▶ **WRITTEN REQUEST**: Identify and pull out each line of the entries in which "structured" occurs.

☆ ☆ ☆ ☆ ☆ ☆ ☆

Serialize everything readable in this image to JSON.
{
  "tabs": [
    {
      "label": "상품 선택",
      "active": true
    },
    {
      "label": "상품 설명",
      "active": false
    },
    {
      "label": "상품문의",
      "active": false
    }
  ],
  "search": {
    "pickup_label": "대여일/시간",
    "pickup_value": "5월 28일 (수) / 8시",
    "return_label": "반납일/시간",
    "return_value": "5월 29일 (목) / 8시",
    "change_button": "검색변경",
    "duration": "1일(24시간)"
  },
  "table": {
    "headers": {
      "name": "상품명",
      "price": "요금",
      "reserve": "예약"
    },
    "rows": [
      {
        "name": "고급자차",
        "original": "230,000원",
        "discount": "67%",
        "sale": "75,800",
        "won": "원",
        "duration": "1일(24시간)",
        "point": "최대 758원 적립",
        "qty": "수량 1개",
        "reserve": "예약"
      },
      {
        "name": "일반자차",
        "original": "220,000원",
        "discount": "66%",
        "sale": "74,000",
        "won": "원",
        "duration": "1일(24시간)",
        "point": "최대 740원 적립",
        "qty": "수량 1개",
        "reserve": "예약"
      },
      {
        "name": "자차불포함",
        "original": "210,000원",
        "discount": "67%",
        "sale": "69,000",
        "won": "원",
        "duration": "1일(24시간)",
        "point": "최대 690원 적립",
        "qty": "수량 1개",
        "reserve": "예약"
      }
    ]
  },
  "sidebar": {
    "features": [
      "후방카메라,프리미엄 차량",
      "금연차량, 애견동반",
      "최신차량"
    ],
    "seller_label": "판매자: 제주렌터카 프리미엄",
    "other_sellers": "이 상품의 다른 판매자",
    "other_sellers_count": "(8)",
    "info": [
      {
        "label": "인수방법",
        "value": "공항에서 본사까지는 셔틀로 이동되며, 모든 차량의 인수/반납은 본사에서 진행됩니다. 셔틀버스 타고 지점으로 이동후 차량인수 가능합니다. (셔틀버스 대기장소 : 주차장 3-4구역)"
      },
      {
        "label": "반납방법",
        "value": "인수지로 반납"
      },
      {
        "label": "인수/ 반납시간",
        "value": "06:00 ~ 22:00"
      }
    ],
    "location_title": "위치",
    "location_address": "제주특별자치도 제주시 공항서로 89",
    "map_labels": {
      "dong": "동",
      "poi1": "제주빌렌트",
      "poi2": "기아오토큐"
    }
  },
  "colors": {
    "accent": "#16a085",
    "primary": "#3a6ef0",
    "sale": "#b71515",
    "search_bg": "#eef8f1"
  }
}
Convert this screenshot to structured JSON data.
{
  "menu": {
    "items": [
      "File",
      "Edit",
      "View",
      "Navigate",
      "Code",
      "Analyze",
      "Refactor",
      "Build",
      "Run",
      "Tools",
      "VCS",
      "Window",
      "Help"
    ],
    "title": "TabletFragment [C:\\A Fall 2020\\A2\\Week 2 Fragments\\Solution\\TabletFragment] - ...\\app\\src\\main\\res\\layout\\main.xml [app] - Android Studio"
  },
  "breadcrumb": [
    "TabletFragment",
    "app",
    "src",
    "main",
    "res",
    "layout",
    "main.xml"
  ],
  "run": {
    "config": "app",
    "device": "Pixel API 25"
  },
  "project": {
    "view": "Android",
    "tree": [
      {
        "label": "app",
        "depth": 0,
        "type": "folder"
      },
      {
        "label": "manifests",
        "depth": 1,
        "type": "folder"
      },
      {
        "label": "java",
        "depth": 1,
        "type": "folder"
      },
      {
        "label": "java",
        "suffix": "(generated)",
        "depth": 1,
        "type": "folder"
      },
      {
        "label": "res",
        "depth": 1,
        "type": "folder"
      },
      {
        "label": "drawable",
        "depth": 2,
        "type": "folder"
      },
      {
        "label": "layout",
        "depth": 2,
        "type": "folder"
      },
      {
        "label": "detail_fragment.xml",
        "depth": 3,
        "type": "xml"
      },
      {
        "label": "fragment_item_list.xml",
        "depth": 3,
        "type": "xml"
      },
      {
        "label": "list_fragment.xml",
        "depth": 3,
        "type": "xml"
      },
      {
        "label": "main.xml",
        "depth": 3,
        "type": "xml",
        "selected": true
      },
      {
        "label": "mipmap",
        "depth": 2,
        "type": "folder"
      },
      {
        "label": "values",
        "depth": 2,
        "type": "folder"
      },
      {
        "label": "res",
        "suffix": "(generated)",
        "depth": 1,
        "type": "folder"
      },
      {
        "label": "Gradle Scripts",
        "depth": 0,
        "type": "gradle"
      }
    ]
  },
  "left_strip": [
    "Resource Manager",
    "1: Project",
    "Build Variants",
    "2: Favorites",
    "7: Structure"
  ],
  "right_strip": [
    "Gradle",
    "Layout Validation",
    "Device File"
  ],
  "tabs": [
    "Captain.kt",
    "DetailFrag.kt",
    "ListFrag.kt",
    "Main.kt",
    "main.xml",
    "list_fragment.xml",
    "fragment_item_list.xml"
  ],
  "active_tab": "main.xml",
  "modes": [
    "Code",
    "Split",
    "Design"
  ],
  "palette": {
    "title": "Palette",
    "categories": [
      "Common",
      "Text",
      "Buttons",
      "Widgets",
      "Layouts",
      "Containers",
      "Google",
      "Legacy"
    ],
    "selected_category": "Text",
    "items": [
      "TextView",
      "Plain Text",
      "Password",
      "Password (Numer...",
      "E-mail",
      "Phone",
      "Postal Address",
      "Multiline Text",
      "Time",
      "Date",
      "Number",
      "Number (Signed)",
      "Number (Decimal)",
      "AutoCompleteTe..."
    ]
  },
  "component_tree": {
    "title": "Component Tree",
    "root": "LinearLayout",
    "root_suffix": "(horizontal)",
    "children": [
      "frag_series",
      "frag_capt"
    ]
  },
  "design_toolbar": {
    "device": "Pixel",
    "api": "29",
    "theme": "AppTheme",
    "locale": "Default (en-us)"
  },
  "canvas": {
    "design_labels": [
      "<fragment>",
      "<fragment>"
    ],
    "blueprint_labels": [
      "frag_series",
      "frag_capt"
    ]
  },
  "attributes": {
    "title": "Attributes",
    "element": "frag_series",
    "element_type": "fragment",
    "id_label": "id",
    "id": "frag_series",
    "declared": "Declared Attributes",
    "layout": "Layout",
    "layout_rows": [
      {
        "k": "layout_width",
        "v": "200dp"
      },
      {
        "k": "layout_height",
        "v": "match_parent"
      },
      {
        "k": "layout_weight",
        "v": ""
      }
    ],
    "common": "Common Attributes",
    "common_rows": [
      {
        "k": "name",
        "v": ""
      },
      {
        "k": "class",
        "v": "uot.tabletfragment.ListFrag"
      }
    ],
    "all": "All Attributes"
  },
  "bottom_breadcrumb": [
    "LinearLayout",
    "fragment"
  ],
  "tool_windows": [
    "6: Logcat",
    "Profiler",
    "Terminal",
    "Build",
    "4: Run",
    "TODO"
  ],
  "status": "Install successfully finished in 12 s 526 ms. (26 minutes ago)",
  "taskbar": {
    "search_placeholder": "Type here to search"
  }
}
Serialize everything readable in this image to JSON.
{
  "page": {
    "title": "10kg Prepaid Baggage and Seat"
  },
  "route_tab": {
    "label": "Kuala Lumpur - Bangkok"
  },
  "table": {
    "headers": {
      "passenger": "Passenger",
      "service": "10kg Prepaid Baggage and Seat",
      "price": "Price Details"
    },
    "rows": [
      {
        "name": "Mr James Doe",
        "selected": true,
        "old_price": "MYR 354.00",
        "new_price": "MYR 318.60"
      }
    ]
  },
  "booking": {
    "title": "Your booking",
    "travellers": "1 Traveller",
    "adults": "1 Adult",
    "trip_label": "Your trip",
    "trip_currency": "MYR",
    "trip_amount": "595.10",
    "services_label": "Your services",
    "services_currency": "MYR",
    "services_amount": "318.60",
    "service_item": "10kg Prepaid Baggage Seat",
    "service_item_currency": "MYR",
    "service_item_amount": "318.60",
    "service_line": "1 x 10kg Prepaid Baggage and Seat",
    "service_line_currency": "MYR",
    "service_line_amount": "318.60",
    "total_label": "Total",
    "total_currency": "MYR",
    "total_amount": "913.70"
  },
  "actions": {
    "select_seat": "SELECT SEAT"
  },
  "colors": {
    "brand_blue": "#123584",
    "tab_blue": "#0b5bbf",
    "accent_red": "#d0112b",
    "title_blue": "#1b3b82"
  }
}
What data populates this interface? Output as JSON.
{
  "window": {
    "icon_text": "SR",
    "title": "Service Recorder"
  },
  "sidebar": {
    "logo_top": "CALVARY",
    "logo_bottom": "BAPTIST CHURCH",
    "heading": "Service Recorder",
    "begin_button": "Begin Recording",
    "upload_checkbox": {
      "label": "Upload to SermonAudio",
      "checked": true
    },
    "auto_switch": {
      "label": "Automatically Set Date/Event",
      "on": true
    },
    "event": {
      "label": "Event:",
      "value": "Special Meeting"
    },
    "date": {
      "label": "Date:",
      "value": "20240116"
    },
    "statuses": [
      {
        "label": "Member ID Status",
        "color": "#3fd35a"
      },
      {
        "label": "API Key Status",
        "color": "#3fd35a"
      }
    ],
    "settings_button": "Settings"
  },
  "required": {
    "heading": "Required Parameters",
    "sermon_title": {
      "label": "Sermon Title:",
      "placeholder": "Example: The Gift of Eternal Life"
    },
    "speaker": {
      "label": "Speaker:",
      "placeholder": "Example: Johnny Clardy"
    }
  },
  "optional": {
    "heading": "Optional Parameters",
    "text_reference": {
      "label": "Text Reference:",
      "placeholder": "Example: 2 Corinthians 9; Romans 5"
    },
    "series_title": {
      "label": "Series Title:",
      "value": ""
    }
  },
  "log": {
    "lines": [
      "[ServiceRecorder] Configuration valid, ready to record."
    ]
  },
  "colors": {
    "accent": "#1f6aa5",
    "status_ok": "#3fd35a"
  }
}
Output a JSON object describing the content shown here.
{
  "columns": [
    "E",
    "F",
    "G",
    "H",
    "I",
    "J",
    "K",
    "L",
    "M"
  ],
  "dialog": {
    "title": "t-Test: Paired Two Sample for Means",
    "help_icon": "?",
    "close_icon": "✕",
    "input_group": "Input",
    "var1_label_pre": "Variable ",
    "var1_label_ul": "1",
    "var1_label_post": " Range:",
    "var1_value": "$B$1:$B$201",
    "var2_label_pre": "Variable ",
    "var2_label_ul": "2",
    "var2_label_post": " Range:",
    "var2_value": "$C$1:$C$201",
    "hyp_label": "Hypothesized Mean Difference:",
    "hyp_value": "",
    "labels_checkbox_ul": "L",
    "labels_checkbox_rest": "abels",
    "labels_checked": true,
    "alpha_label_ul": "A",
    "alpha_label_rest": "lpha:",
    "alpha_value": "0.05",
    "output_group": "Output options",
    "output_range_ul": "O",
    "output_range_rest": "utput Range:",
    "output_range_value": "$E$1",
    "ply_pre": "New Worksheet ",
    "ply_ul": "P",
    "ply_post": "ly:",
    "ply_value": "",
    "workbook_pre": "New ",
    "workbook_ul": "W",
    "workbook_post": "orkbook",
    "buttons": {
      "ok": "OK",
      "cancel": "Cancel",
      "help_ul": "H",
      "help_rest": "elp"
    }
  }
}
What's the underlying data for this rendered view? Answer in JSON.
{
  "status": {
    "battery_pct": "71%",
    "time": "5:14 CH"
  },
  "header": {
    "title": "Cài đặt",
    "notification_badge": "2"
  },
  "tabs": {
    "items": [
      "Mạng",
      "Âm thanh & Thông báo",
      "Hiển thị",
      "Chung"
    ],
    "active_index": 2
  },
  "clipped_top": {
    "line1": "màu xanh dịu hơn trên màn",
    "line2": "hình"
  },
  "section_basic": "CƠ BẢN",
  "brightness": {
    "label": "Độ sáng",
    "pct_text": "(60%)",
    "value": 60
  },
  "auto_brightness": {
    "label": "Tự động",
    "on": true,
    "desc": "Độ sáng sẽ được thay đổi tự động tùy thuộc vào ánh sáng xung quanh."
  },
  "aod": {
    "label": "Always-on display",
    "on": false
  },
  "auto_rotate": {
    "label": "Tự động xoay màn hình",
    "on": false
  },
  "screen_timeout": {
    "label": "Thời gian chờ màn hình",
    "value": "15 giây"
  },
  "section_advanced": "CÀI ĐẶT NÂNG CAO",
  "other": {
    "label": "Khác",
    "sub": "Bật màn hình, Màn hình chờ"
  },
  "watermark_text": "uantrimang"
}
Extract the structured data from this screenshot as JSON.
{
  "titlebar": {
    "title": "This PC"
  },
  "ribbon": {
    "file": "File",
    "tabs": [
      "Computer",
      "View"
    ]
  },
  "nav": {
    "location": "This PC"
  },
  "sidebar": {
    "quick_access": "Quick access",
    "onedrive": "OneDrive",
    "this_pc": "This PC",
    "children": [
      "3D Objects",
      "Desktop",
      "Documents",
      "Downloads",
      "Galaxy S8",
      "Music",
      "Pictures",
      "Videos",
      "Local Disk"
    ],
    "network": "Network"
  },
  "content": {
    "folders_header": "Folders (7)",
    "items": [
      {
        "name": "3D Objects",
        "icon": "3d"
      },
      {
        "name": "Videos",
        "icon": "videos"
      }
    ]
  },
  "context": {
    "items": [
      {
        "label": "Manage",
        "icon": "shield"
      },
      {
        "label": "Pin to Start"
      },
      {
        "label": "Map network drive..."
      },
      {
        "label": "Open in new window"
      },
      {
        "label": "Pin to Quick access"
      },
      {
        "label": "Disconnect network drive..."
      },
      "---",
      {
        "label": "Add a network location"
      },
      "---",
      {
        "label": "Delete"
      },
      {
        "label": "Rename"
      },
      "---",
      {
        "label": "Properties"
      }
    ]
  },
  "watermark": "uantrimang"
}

☆ ☆ ☆ ☆ ☆ ☆ ☆

▶ **THE RESPONSE**:
Convert this screenshot to structured JSON data.
Extract the structured data from this screenshot as JSON.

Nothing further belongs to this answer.